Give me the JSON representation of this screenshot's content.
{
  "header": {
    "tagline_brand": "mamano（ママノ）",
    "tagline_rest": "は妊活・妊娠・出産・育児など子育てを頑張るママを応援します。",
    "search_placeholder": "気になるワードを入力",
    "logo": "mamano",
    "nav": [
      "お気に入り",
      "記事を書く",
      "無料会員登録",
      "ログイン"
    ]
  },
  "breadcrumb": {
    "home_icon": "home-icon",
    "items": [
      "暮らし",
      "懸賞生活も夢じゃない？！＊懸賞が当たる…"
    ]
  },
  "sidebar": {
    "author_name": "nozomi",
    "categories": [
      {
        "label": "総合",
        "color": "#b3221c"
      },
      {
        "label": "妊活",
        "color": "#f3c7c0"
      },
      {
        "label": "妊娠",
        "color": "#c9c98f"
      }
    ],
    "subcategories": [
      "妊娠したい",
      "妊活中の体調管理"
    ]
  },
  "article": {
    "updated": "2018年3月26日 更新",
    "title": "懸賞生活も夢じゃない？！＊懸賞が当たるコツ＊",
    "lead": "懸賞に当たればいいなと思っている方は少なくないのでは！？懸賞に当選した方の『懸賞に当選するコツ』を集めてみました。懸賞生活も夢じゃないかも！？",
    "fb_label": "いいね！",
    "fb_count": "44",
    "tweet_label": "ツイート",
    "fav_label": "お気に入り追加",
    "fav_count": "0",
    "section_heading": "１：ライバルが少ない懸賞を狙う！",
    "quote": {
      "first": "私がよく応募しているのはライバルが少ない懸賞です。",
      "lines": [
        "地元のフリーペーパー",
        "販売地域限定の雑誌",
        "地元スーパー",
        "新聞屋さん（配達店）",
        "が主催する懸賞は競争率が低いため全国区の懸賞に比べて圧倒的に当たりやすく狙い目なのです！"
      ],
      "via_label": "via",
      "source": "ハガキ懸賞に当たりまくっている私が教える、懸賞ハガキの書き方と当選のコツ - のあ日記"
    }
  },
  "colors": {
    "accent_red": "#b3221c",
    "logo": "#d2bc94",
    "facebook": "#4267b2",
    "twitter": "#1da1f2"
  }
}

== EXERCISE INSTRUCTIONS ==
Select every line in the material above where the string "mamano" occurs, and copy it.

== ANSWER FOR THIS EXERCISE ==
    "tagline_brand": "mamano（ママノ）",
    "logo": "mamano",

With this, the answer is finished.